● **What the exercise asks**
Extract from the listing each line in which the word "name" appears.

────────

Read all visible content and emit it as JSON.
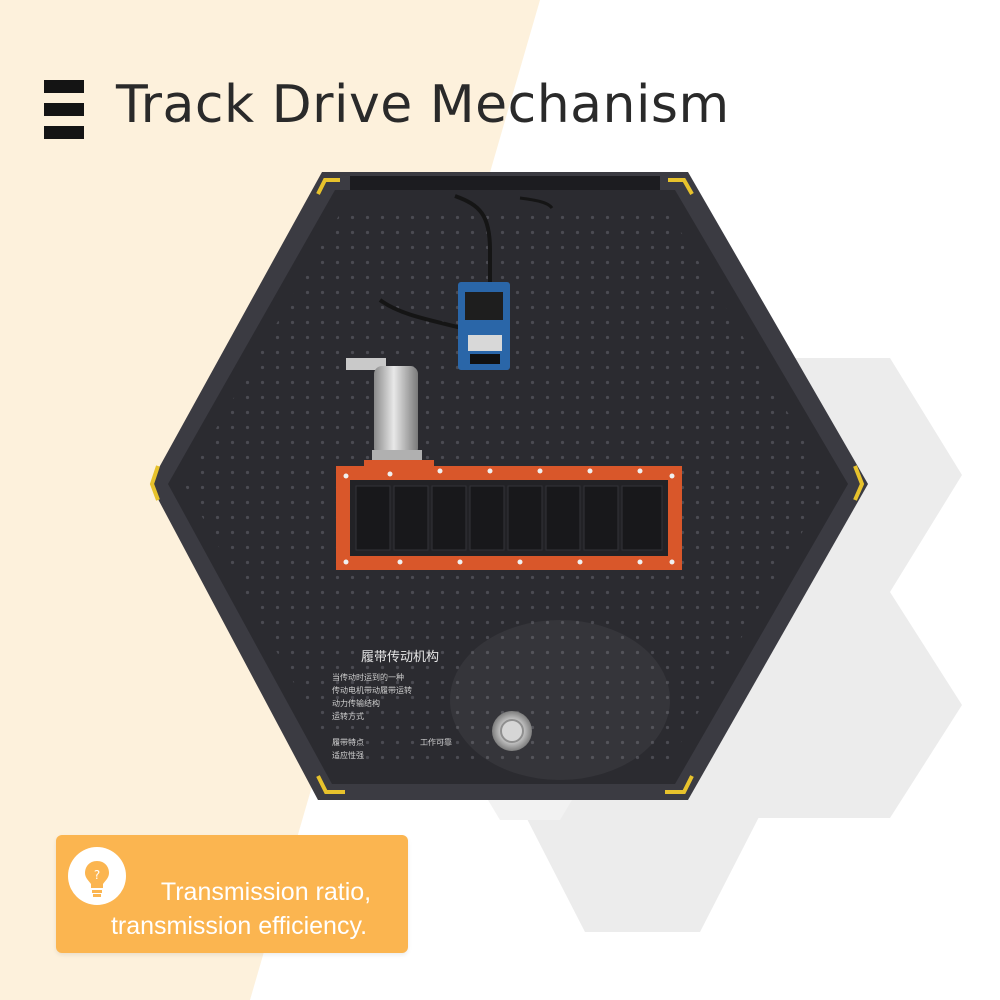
{
  "header": {
    "title": "Track Drive Mechanism",
    "menu_icon": "menu-icon"
  },
  "device": {
    "panel_heading": "履带传动机构",
    "panel_text_lines": [
      "当传动时运到的一种",
      "传动电机带动履带运转",
      "动力传输结构",
      "运转方式",
      "履带特点",
      "工作可靠",
      "适应性强"
    ]
  },
  "callout": {
    "icon": "lightbulb-icon",
    "line1": "Transmission ratio,",
    "line2": "transmission efficiency."
  },
  "colors": {
    "cream": "#fdf1dc",
    "hex_gray": "#ececec",
    "panel": "#2b2b30",
    "track_frame": "#d9572a",
    "callout": "#fbb550"
  }
}
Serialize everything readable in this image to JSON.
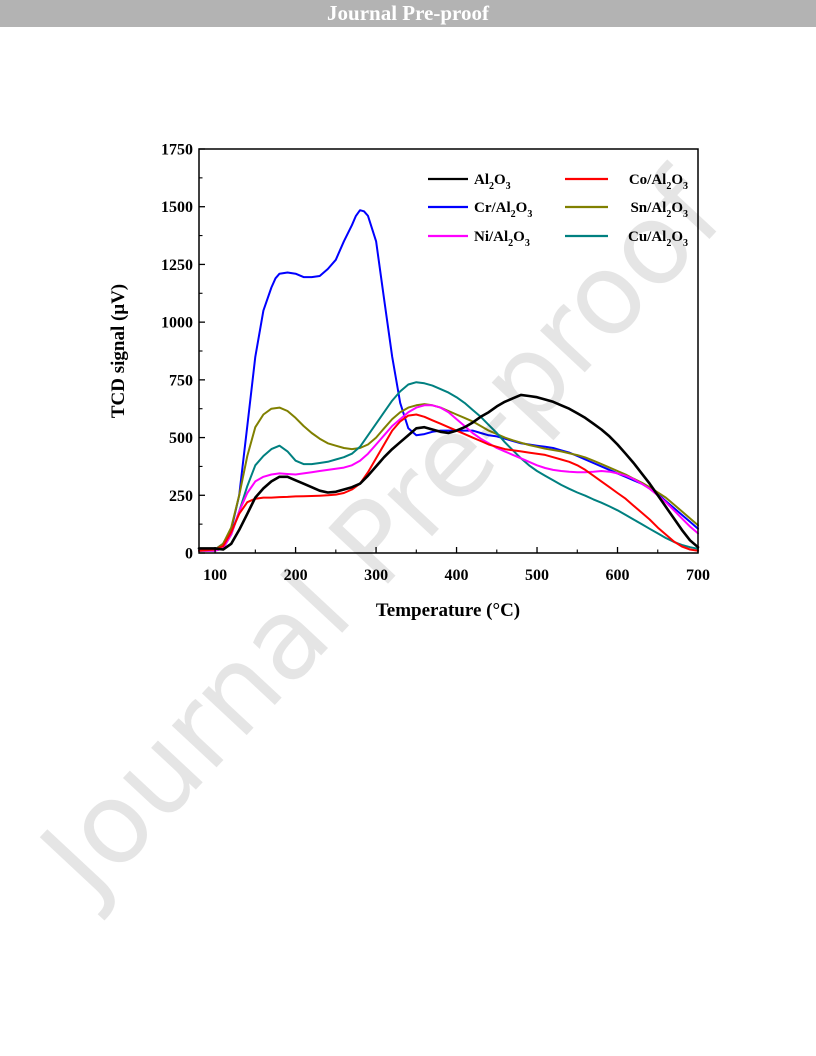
{
  "banner": {
    "title": "Journal Pre-proof"
  },
  "watermark": {
    "text": "Journal Pre-proof"
  },
  "chart_data": {
    "type": "line",
    "xlabel": "Temperature (°C)",
    "ylabel": "TCD signal (μV)",
    "xlim": [
      80,
      700
    ],
    "ylim": [
      0,
      1750
    ],
    "xticks": [
      100,
      200,
      300,
      400,
      500,
      600,
      700
    ],
    "yticks": [
      0,
      250,
      500,
      750,
      1000,
      1250,
      1500,
      1750
    ],
    "grid": false,
    "legend_position": "top-right",
    "series": [
      {
        "name": "Al2O3",
        "color": "#000000",
        "legend": {
          "p1": "Al",
          "s1": "2",
          "p2": "O",
          "s2": "3"
        },
        "x": [
          80,
          100,
          110,
          120,
          130,
          140,
          150,
          160,
          170,
          180,
          190,
          200,
          210,
          220,
          230,
          240,
          250,
          260,
          270,
          280,
          290,
          300,
          310,
          320,
          330,
          340,
          350,
          360,
          370,
          380,
          390,
          400,
          410,
          420,
          430,
          440,
          450,
          460,
          470,
          480,
          490,
          500,
          510,
          520,
          530,
          540,
          550,
          560,
          570,
          580,
          590,
          600,
          610,
          620,
          630,
          640,
          650,
          660,
          670,
          680,
          690,
          700
        ],
        "y": [
          20,
          20,
          15,
          40,
          100,
          170,
          240,
          280,
          310,
          330,
          330,
          315,
          300,
          285,
          270,
          262,
          265,
          275,
          285,
          300,
          335,
          375,
          415,
          450,
          480,
          510,
          540,
          545,
          535,
          525,
          520,
          530,
          545,
          565,
          590,
          610,
          635,
          655,
          670,
          685,
          680,
          675,
          665,
          655,
          640,
          625,
          605,
          585,
          560,
          535,
          505,
          470,
          430,
          390,
          345,
          300,
          250,
          200,
          150,
          100,
          55,
          25
        ]
      },
      {
        "name": "Co/Al2O3",
        "color": "#ff0000",
        "legend": {
          "p1": "Co/Al",
          "s1": "2",
          "p2": "O",
          "s2": "3"
        },
        "x": [
          80,
          100,
          110,
          120,
          130,
          140,
          150,
          160,
          170,
          180,
          190,
          200,
          210,
          220,
          230,
          240,
          250,
          260,
          270,
          280,
          290,
          300,
          310,
          320,
          330,
          340,
          350,
          360,
          370,
          380,
          390,
          400,
          410,
          420,
          430,
          440,
          450,
          460,
          470,
          480,
          490,
          500,
          510,
          520,
          530,
          540,
          550,
          560,
          570,
          580,
          590,
          600,
          610,
          620,
          630,
          640,
          650,
          660,
          670,
          680,
          690,
          700
        ],
        "y": [
          10,
          15,
          30,
          90,
          170,
          220,
          235,
          240,
          240,
          242,
          243,
          245,
          246,
          247,
          248,
          250,
          253,
          260,
          275,
          300,
          350,
          410,
          470,
          530,
          570,
          595,
          600,
          590,
          575,
          560,
          545,
          530,
          515,
          500,
          485,
          470,
          460,
          450,
          445,
          440,
          435,
          430,
          425,
          415,
          405,
          395,
          380,
          360,
          335,
          310,
          285,
          260,
          235,
          205,
          175,
          145,
          110,
          80,
          50,
          28,
          15,
          10
        ]
      },
      {
        "name": "Cr/Al2O3",
        "color": "#0000ff",
        "legend": {
          "p1": "Cr/Al",
          "s1": "2",
          "p2": "O",
          "s2": "3"
        },
        "x": [
          80,
          100,
          110,
          120,
          130,
          140,
          150,
          160,
          170,
          175,
          180,
          190,
          200,
          210,
          220,
          230,
          240,
          250,
          260,
          270,
          275,
          280,
          285,
          290,
          300,
          310,
          320,
          330,
          340,
          350,
          360,
          370,
          380,
          390,
          400,
          410,
          420,
          430,
          440,
          450,
          460,
          470,
          480,
          490,
          500,
          510,
          520,
          530,
          540,
          550,
          560,
          570,
          580,
          590,
          600,
          610,
          620,
          630,
          640,
          650,
          660,
          670,
          680,
          690,
          700
        ],
        "y": [
          10,
          15,
          40,
          100,
          250,
          550,
          850,
          1050,
          1150,
          1190,
          1210,
          1215,
          1210,
          1195,
          1195,
          1200,
          1230,
          1270,
          1350,
          1420,
          1460,
          1485,
          1480,
          1460,
          1350,
          1100,
          850,
          650,
          540,
          510,
          515,
          525,
          530,
          530,
          530,
          530,
          530,
          520,
          510,
          505,
          495,
          485,
          475,
          470,
          465,
          460,
          455,
          445,
          435,
          420,
          405,
          390,
          375,
          360,
          345,
          330,
          315,
          300,
          280,
          255,
          225,
          195,
          165,
          135,
          105
        ]
      },
      {
        "name": "Sn/Al2O3",
        "color": "#808000",
        "legend": {
          "p1": "Sn/Al",
          "s1": "2",
          "p2": "O",
          "s2": "3"
        },
        "x": [
          80,
          100,
          110,
          120,
          130,
          140,
          150,
          160,
          170,
          180,
          190,
          200,
          210,
          220,
          230,
          240,
          250,
          260,
          270,
          280,
          290,
          300,
          310,
          320,
          330,
          340,
          350,
          360,
          370,
          380,
          390,
          400,
          410,
          420,
          430,
          440,
          450,
          460,
          470,
          480,
          490,
          500,
          510,
          520,
          530,
          540,
          550,
          560,
          570,
          580,
          590,
          600,
          610,
          620,
          630,
          640,
          650,
          660,
          670,
          680,
          690,
          700
        ],
        "y": [
          10,
          15,
          40,
          110,
          250,
          420,
          545,
          600,
          625,
          630,
          615,
          585,
          550,
          520,
          495,
          475,
          465,
          455,
          450,
          455,
          470,
          500,
          540,
          580,
          610,
          630,
          640,
          645,
          640,
          630,
          615,
          600,
          585,
          570,
          550,
          530,
          515,
          500,
          488,
          478,
          468,
          460,
          452,
          446,
          440,
          432,
          424,
          414,
          400,
          385,
          370,
          355,
          340,
          322,
          305,
          285,
          262,
          240,
          210,
          180,
          150,
          120
        ]
      },
      {
        "name": "Ni/Al2O3",
        "color": "#ff00ff",
        "legend": {
          "p1": "Ni/Al",
          "s1": "2",
          "p2": "O",
          "s2": "3"
        },
        "x": [
          80,
          100,
          110,
          120,
          130,
          140,
          150,
          160,
          170,
          180,
          190,
          200,
          210,
          220,
          230,
          240,
          250,
          260,
          270,
          280,
          290,
          300,
          310,
          320,
          330,
          340,
          350,
          360,
          370,
          380,
          390,
          400,
          410,
          420,
          430,
          440,
          450,
          460,
          470,
          480,
          490,
          500,
          510,
          520,
          530,
          540,
          550,
          560,
          570,
          580,
          590,
          600,
          610,
          620,
          630,
          640,
          650,
          660,
          670,
          680,
          690,
          700
        ],
        "y": [
          10,
          10,
          20,
          80,
          180,
          260,
          310,
          330,
          340,
          345,
          342,
          340,
          345,
          350,
          355,
          360,
          365,
          370,
          380,
          400,
          430,
          470,
          510,
          550,
          580,
          610,
          630,
          640,
          640,
          630,
          610,
          580,
          550,
          520,
          495,
          475,
          455,
          440,
          425,
          410,
          395,
          380,
          368,
          360,
          355,
          352,
          350,
          350,
          352,
          355,
          352,
          345,
          335,
          320,
          300,
          278,
          250,
          220,
          185,
          150,
          115,
          85
        ]
      },
      {
        "name": "Cu/Al2O3",
        "color": "#008080",
        "legend": {
          "p1": "Cu/Al",
          "s1": "2",
          "p2": "O",
          "s2": "3"
        },
        "x": [
          80,
          100,
          110,
          120,
          130,
          140,
          150,
          160,
          170,
          180,
          190,
          200,
          210,
          220,
          230,
          240,
          250,
          260,
          270,
          280,
          290,
          300,
          310,
          320,
          330,
          340,
          350,
          360,
          370,
          380,
          390,
          400,
          410,
          420,
          430,
          440,
          450,
          460,
          470,
          480,
          490,
          500,
          510,
          520,
          530,
          540,
          550,
          560,
          570,
          580,
          590,
          600,
          610,
          620,
          630,
          640,
          650,
          660,
          670,
          680,
          690,
          700
        ],
        "y": [
          10,
          10,
          20,
          80,
          180,
          290,
          380,
          420,
          450,
          465,
          440,
          400,
          385,
          385,
          390,
          395,
          405,
          415,
          430,
          460,
          510,
          560,
          610,
          660,
          700,
          730,
          740,
          735,
          725,
          710,
          695,
          675,
          650,
          620,
          590,
          555,
          520,
          480,
          445,
          410,
          380,
          355,
          335,
          315,
          295,
          278,
          262,
          248,
          232,
          218,
          202,
          185,
          165,
          145,
          125,
          105,
          85,
          65,
          48,
          35,
          25,
          18
        ]
      }
    ]
  }
}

────────

● **Answer for the task**
        "name": "Al2O3",
        "name": "Co/Al2O3",
        "name": "Cr/Al2O3",
        "name": "Sn/Al2O3",
        "name": "Ni/Al2O3",
        "name": "Cu/Al2O3",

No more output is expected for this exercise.